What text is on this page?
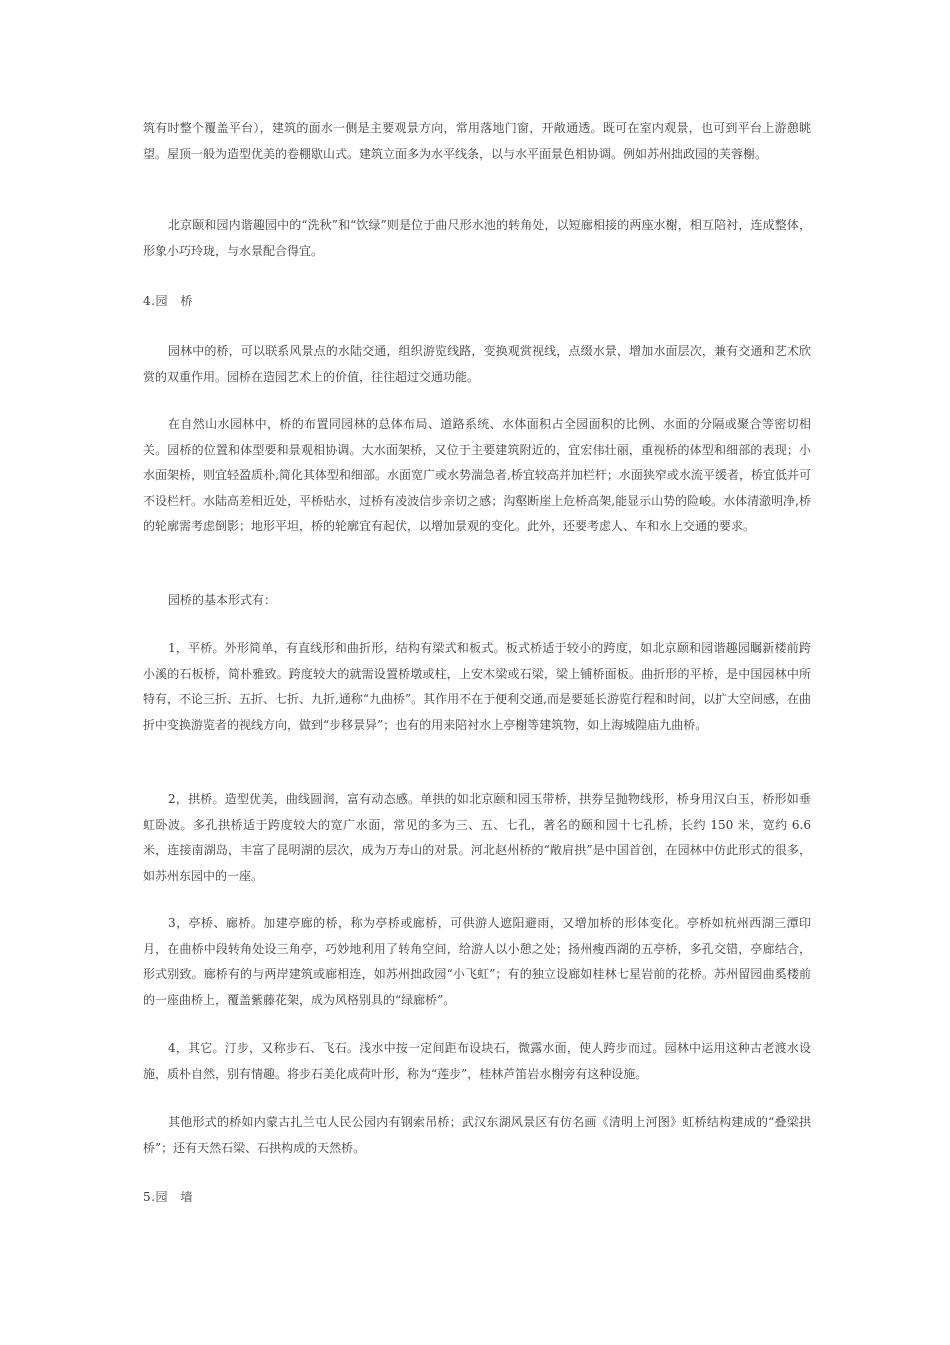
筑有时整个覆盖平台），建筑的面水一侧是主要观景方向，常用落地门窗，开敞通透。既可在室内观景，也可到平台上游憩眺望。屋顶一般为造型优美的卷棚歇山式。建筑立面多为水平线条，以与水平面景色相协调。例如苏州拙政园的芙蓉榭。

北京颐和园内谐趣园中的“洗秋”和“饮绿”则是位于曲尺形水池的转角处，以短廊相接的两座水榭，相互陪衬，连成整体，形象小巧玲珑，与水景配合得宜。

4.园　桥

园林中的桥，可以联系风景点的水陆交通，组织游览线路，变换观赏视线，点缀水景，增加水面层次，兼有交通和艺术欣赏的双重作用。园桥在造园艺术上的价值，往往超过交通功能。

在自然山水园林中，桥的布置同园林的总体布局、道路系统、水体面积占全园面积的比例、水面的分隔或聚合等密切相关。园桥的位置和体型要和景观相协调。大水面架桥，又位于主要建筑附近的，宜宏伟壮丽，重视桥的体型和细部的表现；小水面架桥，则宜轻盈质朴,简化其体型和细部。水面宽广或水势湍急者,桥宜较高并加栏杆；水面狭窄或水流平缓者，桥宜低并可不设栏杆。水陆高差相近处，平桥贴水，过桥有凌波信步亲切之感；沟壑断崖上危桥高架,能显示山势的险峻。水体清澈明净,桥的轮廓需考虑倒影；地形平坦，桥的轮廓宜有起伏，以增加景观的变化。此外，还要考虑人、车和水上交通的要求。

园桥的基本形式有：

1，平桥。外形简单，有直线形和曲折形，结构有梁式和板式。板式桥适于较小的跨度，如北京颐和园谐趣园瞩新楼前跨小溪的石板桥，简朴雅致。跨度较大的就需设置桥墩或柱，上安木梁或石梁，梁上铺桥面板。曲折形的平桥，是中国园林中所特有，不论三折、五折、七折、九折,通称“九曲桥”。其作用不在于便利交通,而是要延长游览行程和时间，以扩大空间感，在曲折中变换游览者的视线方向，做到“步移景异”；也有的用来陪衬水上亭榭等建筑物，如上海城隍庙九曲桥。

2，拱桥。造型优美，曲线圆润，富有动态感。单拱的如北京颐和园玉带桥，拱券呈抛物线形，桥身用汉白玉，桥形如垂虹卧波。多孔拱桥适于跨度较大的宽广水面，常见的多为三、五、七孔，著名的颐和园十七孔桥，长约 150 米，宽约 6.6 米，连接南湖岛，丰富了昆明湖的层次，成为万寿山的对景。河北赵州桥的“敞肩拱”是中国首创，在园林中仿此形式的很多，如苏州东园中的一座。

3，亭桥、廊桥。加建亭廊的桥，称为亭桥或廊桥，可供游人遮阳避雨，又增加桥的形体变化。亭桥如杭州西湖三潭印月，在曲桥中段转角处设三角亭，巧妙地利用了转角空间，给游人以小憩之处；扬州瘦西湖的五亭桥，多孔交错，亭廊结合，形式别致。廊桥有的与两岸建筑或廊相连，如苏州拙政园“小飞虹”；有的独立设廊如桂林七星岩前的花桥。苏州留园曲奚楼前的一座曲桥上，覆盖紫藤花架，成为风格别具的“绿廊桥”。

4，其它。汀步，又称步石、飞石。浅水中按一定间距布设块石，微露水面，使人跨步而过。园林中运用这种古老渡水设施，质朴自然，别有情趣。将步石美化成荷叶形，称为“莲步”，桂林芦笛岩水榭旁有这种设施。

其他形式的桥如内蒙古扎兰屯人民公园内有钢索吊桥；武汉东湖风景区有仿名画《清明上河图》虹桥结构建成的“叠梁拱桥”；还有天然石梁、石拱构成的天然桥。

5.园　墙
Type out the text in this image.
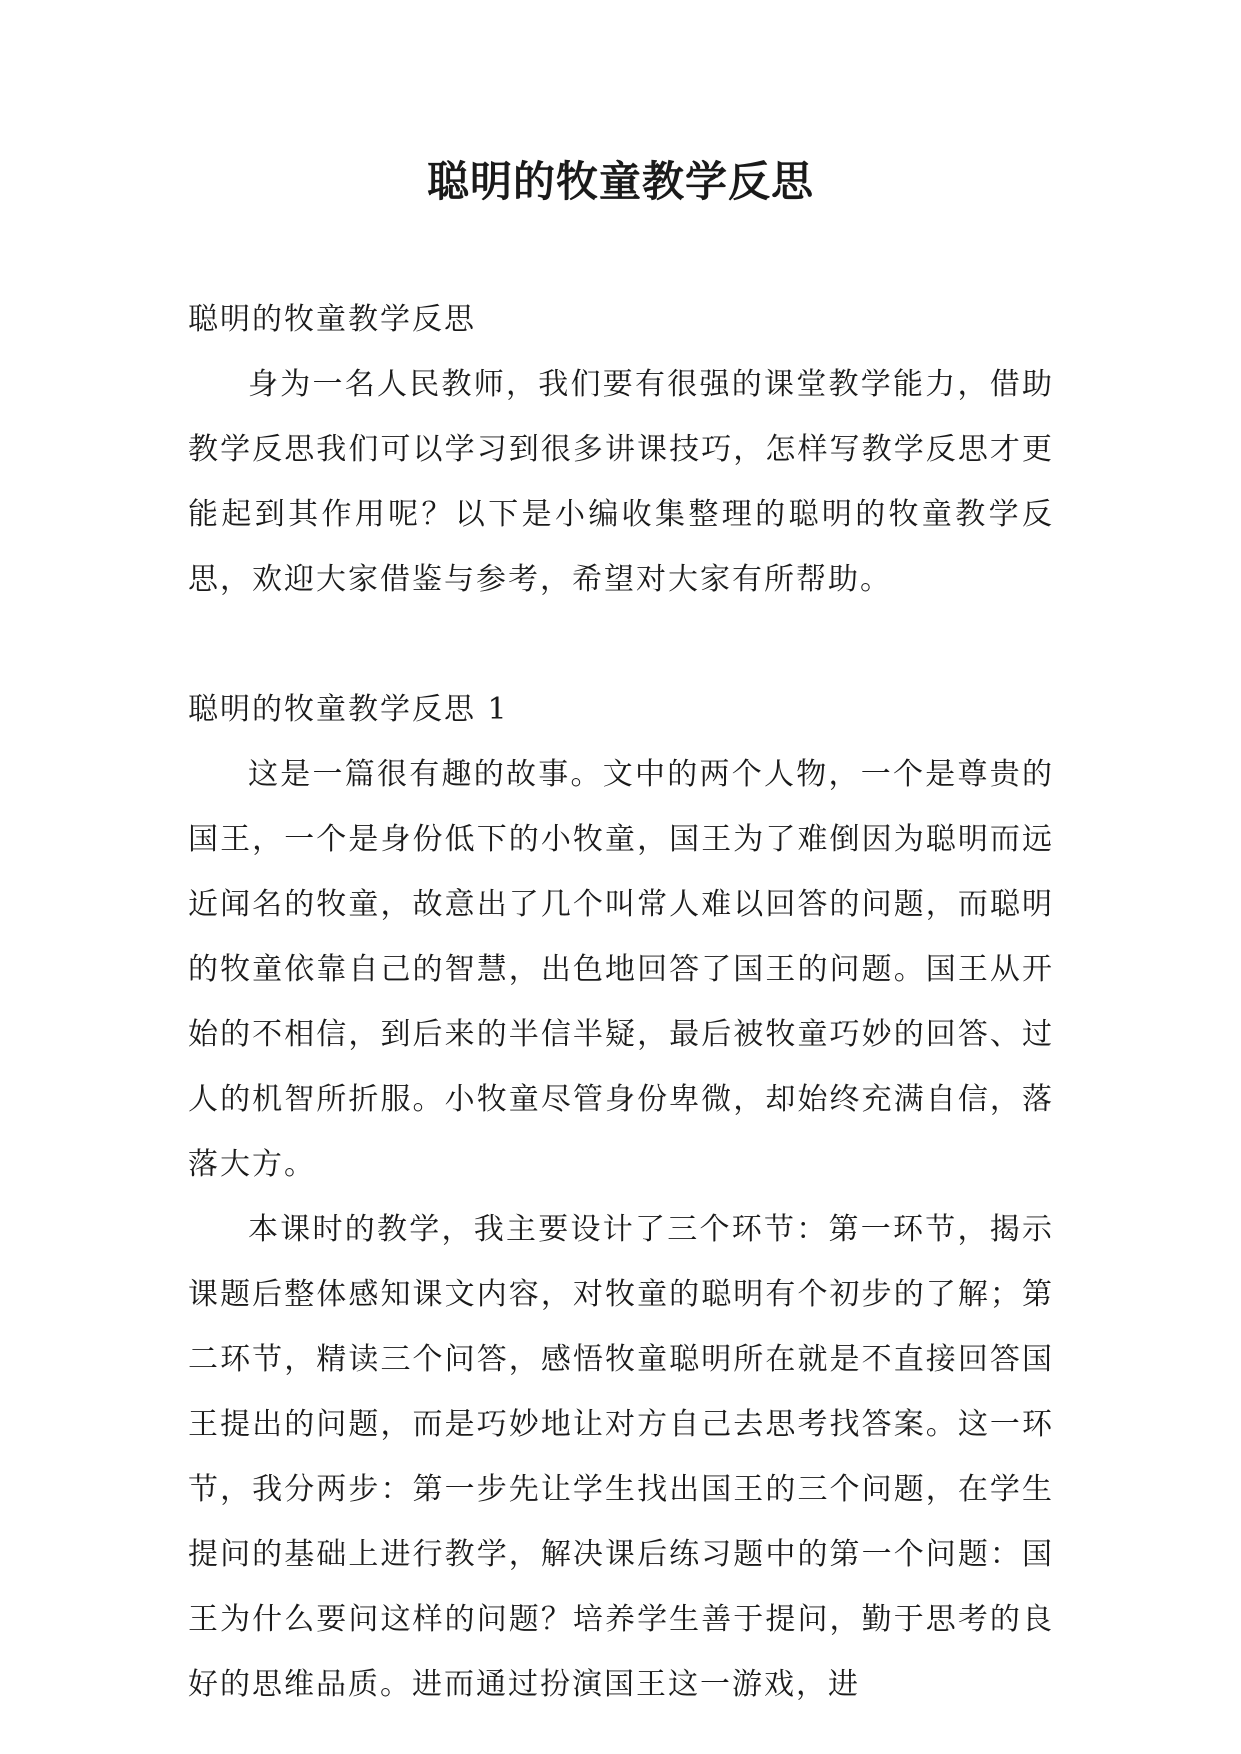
聪明的牧童教学反思

聪明的牧童教学反思

身为一名人民教师，我们要有很强的课堂教学能力，借助教学反思我们可以学习到很多讲课技巧，怎样写教学反思才更能起到其作用呢？以下是小编收集整理的聪明的牧童教学反思，欢迎大家借鉴与参考，希望对大家有所帮助。

聪明的牧童教学反思 1

这是一篇很有趣的故事。文中的两个人物，一个是尊贵的国王，一个是身份低下的小牧童，国王为了难倒因为聪明而远近闻名的牧童，故意出了几个叫常人难以回答的问题，而聪明的牧童依靠自己的智慧，出色地回答了国王的问题。国王从开始的不相信，到后来的半信半疑，最后被牧童巧妙的回答、过人的机智所折服。小牧童尽管身份卑微，却始终充满自信，落落大方。

本课时的教学，我主要设计了三个环节：第一环节，揭示课题后整体感知课文内容，对牧童的聪明有个初步的了解；第二环节，精读三个问答，感悟牧童聪明所在就是不直接回答国王提出的问题，而是巧妙地让对方自己去思考找答案。这一环节，我分两步：第一步先让学生找出国王的三个问题，在学生提问的基础上进行教学，解决课后练习题中的第一个问题：国王为什么要问这样的问题？培养学生善于提问，勤于思考的良好的思维品质。进而通过扮演国王这一游戏，进
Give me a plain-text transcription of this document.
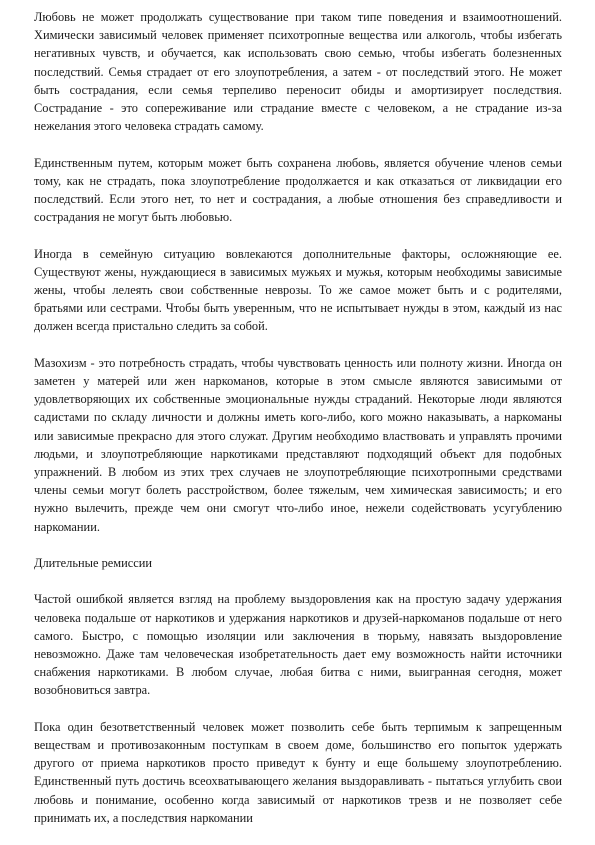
Любовь не может продолжать существование при таком типе поведения и взаимоотношений. Химически зависимый человек применяет психотропные вещества или алкоголь, чтобы избегать негативных чувств, и обучается, как использовать свою семью, чтобы избегать болезненных последствий. Семья страдает от его злоупотребления, а затем - от последствий этого. Не может быть сострадания, если семья терпеливо переносит обиды и амортизирует последствия. Сострадание - это сопереживание или страдание вместе с человеком, а не страдание из-за нежелания этого человека страдать самому.

Единственным путем, которым может быть сохранена любовь, является обучение членов семьи тому, как не страдать, пока злоупотребление продолжается и как отказаться от ликвидации его последствий. Если этого нет, то нет и сострадания, а любые отношения без справедливости и сострадания не могут быть любовью.

Иногда в семейную ситуацию вовлекаются дополнительные факторы, осложняющие ее. Существуют жены, нуждающиеся в зависимых мужьях и мужья, которым необходимы зависимые жены, чтобы лелеять свои собственные неврозы. То же самое может быть и с родителями, братьями или сестрами. Чтобы быть уверенным, что не испытывает нужды в этом, каждый из нас должен всегда пристально следить за собой.

Мазохизм - это потребность страдать, чтобы чувствовать ценность или полноту жизни. Иногда он заметен у матерей или жен наркоманов, которые в этом смысле являются зависимыми от удовлетворяющих их собственные эмоциональные нужды страданий. Некоторые люди являются садистами по складу личности и должны иметь кого-либо, кого можно наказывать, а наркоманы или зависимые прекрасно для этого служат. Другим необходимо властвовать и управлять прочими людьми, и злоупотребляющие наркотиками представляют подходящий объект для подобных упражнений. В любом из этих трех случаев не злоупотребляющие психотропными средствами члены семьи могут болеть расстройством, более тяжелым, чем химическая зависимость; и его нужно вылечить, прежде чем они смогут что-либо иное, нежели содействовать усугублению наркомании.

Длительные ремиссии

Частой ошибкой является взгляд на проблему выздоровления как на простую задачу удержания человека подальше от наркотиков и удержания наркотиков и друзей-наркоманов подальше от него самого. Быстро, с помощью изоляции или заключения в тюрьму, навязать выздоровление невозможно. Даже там человеческая изобретательность дает ему возможность найти источники снабжения наркотиками. В любом случае, любая битва с ними, выигранная сегодня, может возобновиться завтра.

Пока один безответственный человек может позволить себе быть терпимым к запрещенным веществам и противозаконным поступкам в своем доме, большинство его попыток удержать другого от приема наркотиков просто приведут к бунту и еще большему злоупотреблению. Единственный путь достичь всеохватывающего желания выздоравливать - пытаться углубить свои любовь и понимание, особенно когда зависимый от наркотиков трезв и не позволяет себе принимать их, а последствия наркомании
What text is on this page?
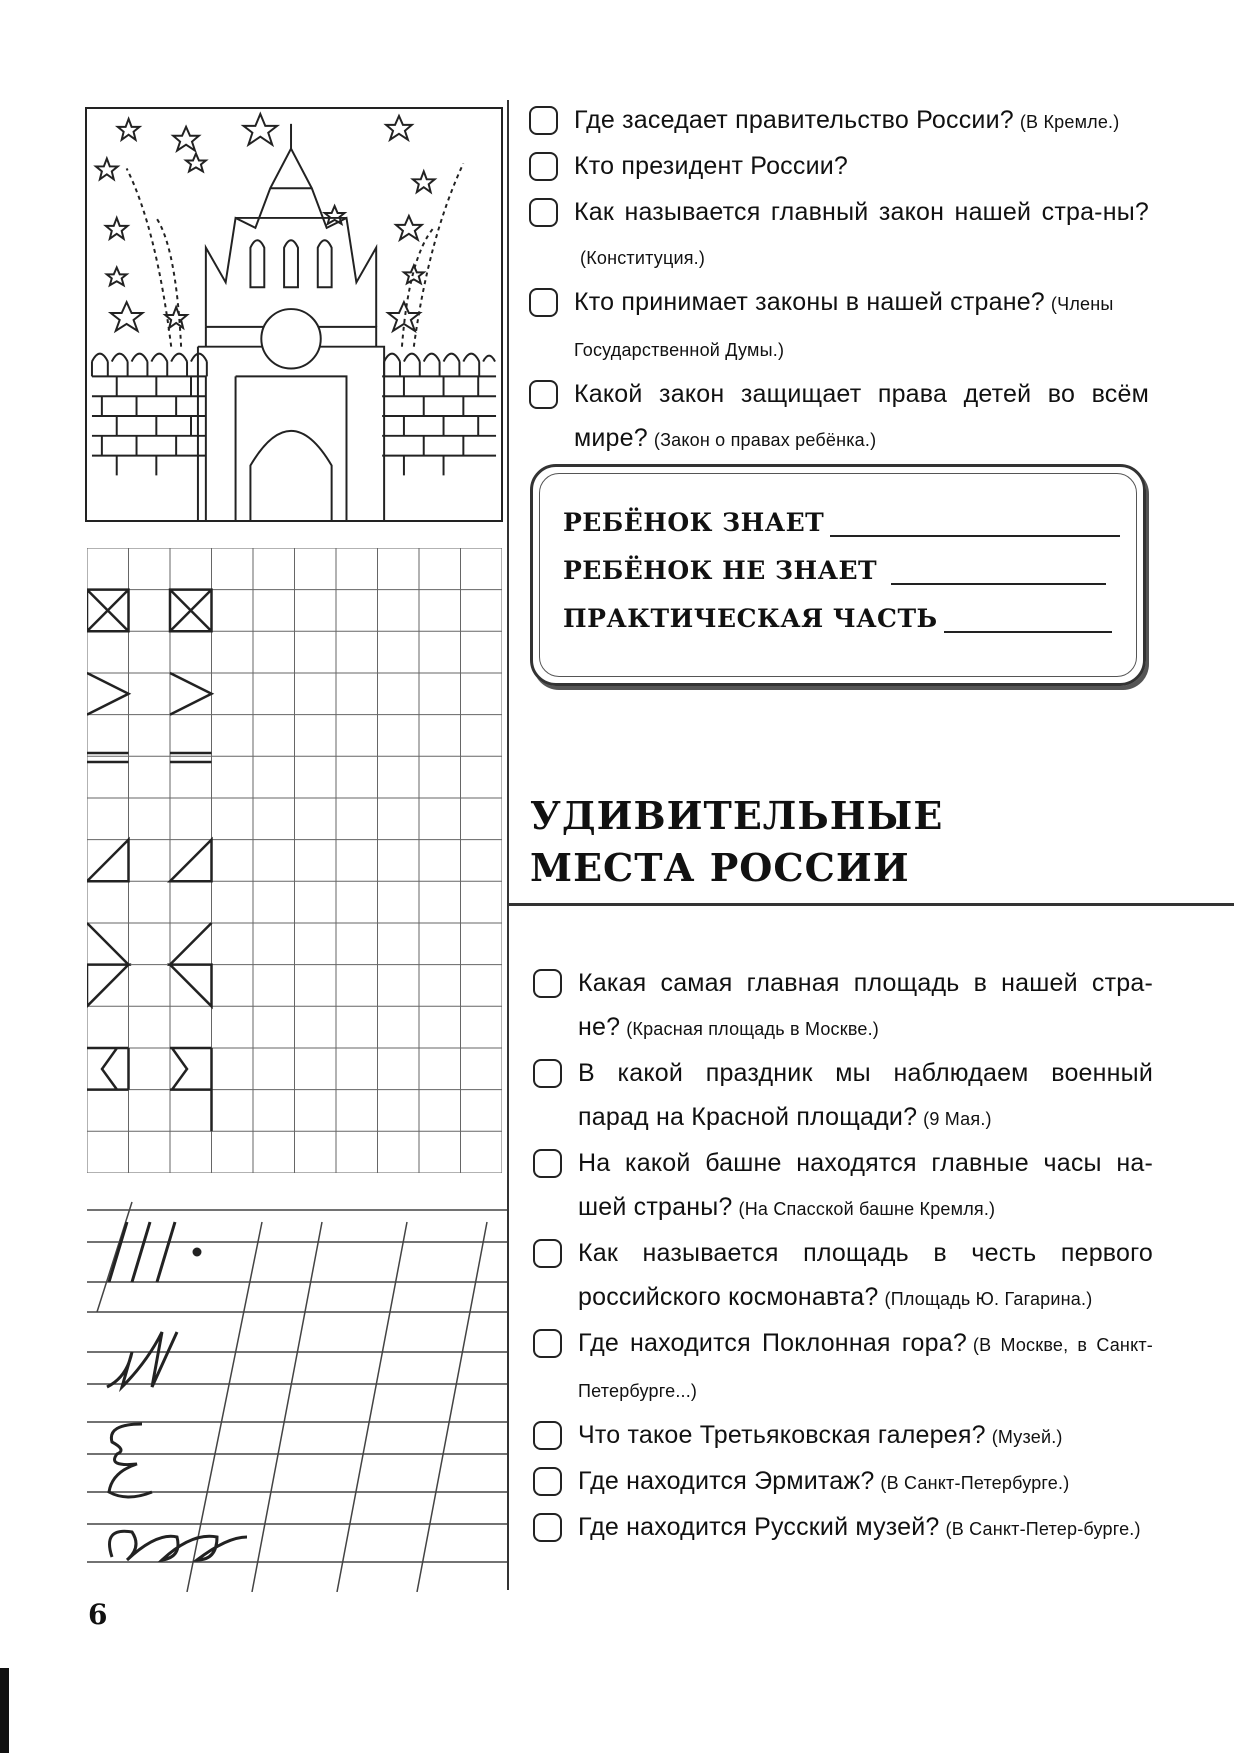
Где заседает правительство России? (В Кремле.)
Кто президент России?
Как называется главный закон нашей стра-ны?(Конституция.)
Кто принимает законы в нашей стране? (Члены Государственной Думы.)
Какой закон защищает права детей во всём мире? (Закон о правах ребёнка.)
РЕБЁНОК ЗНАЕТ
РЕБЁНОК НЕ ЗНАЕТ
ПРАКТИЧЕСКАЯ ЧАСТЬ
УДИВИТЕЛЬНЫЕ
МЕСТА РОССИИ
Какая самая главная площадь в нашей стра-не? (Красная площадь в Москве.)
В какой праздник мы наблюдаем военный парад на Красной площади? (9 Мая.)
На какой башне находятся главные часы на-шей страны? (На Спасской башне Кремля.)
Как называется площадь в честь первого российского космонавта? (Площадь Ю. Гагарина.)
Где находится Поклонная гора? (В Москве, в Санкт-Петербурге...)
Что такое Третьяковская галерея? (Музей.)
Где находится Эрмитаж? (В Санкт-Петербурге.)
Где находится Русский музей? (В Санкт-Петер-бурге.)
6
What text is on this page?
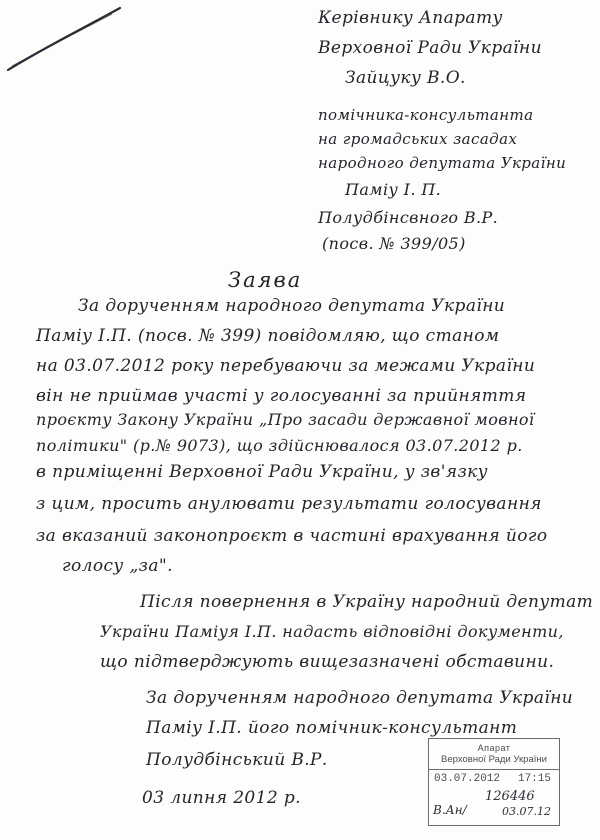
Керівнику Апарату
Верховної Ради України
Зайцуку В.О.
помічника-консультанта
на громадських засадах
народного депутата України
Паміу І. П.
Полудбінсвного В.Р.
(посв. № 399/05)
Заява
За дорученням народного депутата України
Паміу І.П. (посв. № 399) повідомляю, що станом
на 03.07.2012 року перебуваючи за межами України
він не приймав участі у голосуванні за прийняття
проєкту Закону України „Про засади державної мовної
політики" (р.№ 9073), що здійснювалося 03.07.2012 р.
в приміщенні Верховної Ради України, у зв'язку
з цим, просить анулювати результати голосування
за вказаний законопроєкт в частині врахування його
голосу „за".
Після повернення в Україну народний депутат
України Паміуя І.П. надасть відповідні документи,
що підтверджують вищезазначені обставини.
За дорученням народного депутата України
Паміу І.П. його помічник-консультант
Полудбінський В.Р.
03 липня 2012 р.
Апарат
Верховної Ради України
03.07.2012 17:15
126446
В.Ан/	03.07.12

....................

### WHAT NEEDS TO BE DONE
Gather and return every line that holds the string "этом".

### REPLY TO THE EXERCISE
Иногда в семейную ситуацию вовлекаются дополнительные факторы, осложняющие ее. Существуют жены, нуждающиеся в зависимых мужьях и мужья, которым необходимы зависимые жены, чтобы лелеять свои собственные неврозы. То же самое может быть и с родителями, братьями или сестрами. Чтобы быть уверенным, что не испытывает нужды в этом, каждый из нас должен всегда пристально следить за собой.
Мазохизм - это потребность страдать, чтобы чувствовать ценность или полноту жизни. Иногда он заметен у матерей или жен наркоманов, которые в этом смысле являются зависимыми от удовлетворяющих их собственные эмоциональные нужды страданий. Некоторые люди являются садистами по складу личности и должны иметь кого-либо, кого можно наказывать, а наркоманы или зависимые прекрасно для этого служат. Другим необходимо властвовать и управлять прочими людьми, и злоупотребляющие наркотиками представляют подходящий объект для подобных упражнений. В любом из этих трех случаев не злоупотребляющие психотропными средствами члены семьи могут болеть расстройством, более тяжелым, чем химическая зависимость; и его нужно вылечить, прежде чем они смогут что-либо иное, нежели содействовать усугублению наркомании.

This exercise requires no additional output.